● **What the exercise asks**: Scan the data for lines with "spille" and report the count by itself.

** begin Data **

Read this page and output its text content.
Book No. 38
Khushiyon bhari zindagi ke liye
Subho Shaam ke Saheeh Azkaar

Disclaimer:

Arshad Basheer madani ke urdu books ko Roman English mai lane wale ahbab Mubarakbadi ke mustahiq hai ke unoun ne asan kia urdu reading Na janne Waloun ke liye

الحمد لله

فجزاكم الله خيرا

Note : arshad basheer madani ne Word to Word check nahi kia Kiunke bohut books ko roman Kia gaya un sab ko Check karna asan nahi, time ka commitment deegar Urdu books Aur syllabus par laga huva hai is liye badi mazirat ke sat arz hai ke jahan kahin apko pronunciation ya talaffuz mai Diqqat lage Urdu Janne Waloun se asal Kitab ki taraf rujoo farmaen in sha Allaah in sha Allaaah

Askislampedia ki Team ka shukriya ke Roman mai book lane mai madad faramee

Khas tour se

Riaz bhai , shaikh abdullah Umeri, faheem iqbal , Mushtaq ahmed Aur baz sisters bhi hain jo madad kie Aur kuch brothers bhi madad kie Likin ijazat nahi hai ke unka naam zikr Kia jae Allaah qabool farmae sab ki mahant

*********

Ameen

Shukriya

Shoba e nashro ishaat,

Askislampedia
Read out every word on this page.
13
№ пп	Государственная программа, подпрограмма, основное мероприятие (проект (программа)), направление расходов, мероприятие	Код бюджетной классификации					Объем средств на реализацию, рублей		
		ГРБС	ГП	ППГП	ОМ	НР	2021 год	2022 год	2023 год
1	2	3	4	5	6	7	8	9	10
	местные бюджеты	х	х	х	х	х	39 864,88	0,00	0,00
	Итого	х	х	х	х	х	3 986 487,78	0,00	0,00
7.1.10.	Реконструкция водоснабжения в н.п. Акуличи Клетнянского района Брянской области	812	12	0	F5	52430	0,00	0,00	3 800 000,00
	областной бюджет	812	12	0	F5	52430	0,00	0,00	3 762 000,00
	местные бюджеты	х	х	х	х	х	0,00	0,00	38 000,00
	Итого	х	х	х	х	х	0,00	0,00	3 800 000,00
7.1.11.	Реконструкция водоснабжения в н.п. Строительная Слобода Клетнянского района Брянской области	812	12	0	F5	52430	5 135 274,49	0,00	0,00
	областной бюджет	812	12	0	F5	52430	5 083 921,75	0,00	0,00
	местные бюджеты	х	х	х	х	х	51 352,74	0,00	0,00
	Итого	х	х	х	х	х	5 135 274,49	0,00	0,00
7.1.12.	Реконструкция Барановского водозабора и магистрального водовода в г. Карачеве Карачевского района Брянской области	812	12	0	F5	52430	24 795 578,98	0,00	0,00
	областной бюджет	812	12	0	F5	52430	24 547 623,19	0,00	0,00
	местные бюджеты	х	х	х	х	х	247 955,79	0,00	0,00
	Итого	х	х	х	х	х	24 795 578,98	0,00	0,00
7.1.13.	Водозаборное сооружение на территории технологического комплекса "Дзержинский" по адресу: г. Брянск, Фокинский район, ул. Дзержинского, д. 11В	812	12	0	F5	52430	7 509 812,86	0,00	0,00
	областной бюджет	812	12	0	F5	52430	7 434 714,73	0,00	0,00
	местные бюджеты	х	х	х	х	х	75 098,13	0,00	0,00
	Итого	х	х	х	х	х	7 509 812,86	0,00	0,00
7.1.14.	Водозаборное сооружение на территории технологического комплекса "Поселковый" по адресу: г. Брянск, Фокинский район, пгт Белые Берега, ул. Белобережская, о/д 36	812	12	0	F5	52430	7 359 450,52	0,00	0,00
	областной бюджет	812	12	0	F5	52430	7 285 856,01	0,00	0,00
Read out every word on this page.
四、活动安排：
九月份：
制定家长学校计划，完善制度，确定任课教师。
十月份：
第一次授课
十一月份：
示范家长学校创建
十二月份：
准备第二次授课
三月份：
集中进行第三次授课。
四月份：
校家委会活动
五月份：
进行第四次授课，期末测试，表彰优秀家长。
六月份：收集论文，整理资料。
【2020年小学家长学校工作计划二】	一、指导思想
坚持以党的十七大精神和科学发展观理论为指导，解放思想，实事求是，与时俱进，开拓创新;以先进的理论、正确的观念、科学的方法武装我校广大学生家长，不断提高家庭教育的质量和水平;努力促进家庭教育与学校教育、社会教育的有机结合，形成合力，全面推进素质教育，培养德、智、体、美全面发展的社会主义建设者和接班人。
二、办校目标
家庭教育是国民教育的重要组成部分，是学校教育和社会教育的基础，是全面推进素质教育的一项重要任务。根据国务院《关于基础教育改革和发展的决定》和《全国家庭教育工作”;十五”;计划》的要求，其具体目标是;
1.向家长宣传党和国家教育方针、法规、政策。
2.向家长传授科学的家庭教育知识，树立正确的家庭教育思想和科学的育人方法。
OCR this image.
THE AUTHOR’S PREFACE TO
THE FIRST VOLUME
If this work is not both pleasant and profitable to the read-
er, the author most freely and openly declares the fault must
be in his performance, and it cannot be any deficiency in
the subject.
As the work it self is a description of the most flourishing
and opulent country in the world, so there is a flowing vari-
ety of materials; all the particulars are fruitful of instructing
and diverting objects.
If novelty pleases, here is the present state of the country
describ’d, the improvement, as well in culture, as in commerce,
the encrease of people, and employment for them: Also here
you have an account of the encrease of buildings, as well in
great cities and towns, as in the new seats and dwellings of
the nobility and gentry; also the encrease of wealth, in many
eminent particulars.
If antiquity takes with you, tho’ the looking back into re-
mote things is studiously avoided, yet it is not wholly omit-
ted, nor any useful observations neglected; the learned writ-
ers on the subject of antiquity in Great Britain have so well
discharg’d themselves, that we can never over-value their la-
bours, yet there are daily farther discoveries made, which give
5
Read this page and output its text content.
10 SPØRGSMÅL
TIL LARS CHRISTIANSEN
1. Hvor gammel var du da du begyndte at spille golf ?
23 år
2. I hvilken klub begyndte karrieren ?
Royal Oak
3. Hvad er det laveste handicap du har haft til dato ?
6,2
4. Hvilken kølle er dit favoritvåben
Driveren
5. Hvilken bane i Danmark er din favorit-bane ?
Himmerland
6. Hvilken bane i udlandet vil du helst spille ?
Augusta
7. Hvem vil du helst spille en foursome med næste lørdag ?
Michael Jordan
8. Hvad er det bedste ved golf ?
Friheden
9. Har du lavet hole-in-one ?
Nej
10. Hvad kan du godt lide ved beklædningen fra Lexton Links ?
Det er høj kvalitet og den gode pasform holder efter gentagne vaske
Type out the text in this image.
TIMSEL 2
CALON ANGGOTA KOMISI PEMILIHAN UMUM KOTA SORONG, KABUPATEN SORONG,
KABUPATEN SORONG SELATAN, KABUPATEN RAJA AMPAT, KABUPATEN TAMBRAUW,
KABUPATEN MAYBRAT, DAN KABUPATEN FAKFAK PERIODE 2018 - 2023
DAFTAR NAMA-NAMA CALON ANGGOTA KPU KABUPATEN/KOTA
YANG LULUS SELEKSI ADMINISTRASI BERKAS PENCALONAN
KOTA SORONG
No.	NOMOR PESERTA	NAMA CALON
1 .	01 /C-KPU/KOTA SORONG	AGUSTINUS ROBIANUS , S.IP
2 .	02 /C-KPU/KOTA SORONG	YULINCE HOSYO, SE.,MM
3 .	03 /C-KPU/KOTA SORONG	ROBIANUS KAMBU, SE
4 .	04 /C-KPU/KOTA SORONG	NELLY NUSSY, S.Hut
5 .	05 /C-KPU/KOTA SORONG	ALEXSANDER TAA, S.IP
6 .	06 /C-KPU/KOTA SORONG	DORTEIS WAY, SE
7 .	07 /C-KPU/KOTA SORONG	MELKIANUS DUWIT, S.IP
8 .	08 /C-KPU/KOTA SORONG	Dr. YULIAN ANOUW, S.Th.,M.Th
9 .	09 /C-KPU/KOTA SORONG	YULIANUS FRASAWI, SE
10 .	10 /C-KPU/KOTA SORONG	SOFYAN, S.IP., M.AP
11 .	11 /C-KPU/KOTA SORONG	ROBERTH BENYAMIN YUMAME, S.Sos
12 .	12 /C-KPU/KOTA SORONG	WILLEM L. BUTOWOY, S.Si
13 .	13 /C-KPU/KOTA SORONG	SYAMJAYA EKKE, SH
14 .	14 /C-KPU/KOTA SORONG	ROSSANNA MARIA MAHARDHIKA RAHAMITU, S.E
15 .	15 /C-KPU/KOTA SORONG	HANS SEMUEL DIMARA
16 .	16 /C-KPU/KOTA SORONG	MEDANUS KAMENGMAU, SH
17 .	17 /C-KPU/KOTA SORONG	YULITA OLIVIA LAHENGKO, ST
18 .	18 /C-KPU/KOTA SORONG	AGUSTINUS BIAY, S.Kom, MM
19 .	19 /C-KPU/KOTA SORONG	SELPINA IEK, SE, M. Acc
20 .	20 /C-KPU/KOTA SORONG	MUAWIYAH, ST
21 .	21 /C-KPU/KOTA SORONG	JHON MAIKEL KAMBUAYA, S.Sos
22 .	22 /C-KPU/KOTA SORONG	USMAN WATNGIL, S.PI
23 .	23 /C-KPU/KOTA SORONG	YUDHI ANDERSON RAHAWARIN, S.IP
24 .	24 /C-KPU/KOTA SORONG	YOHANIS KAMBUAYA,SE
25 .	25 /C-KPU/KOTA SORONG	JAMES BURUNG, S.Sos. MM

** end Data **

● **Finished exercise**: 3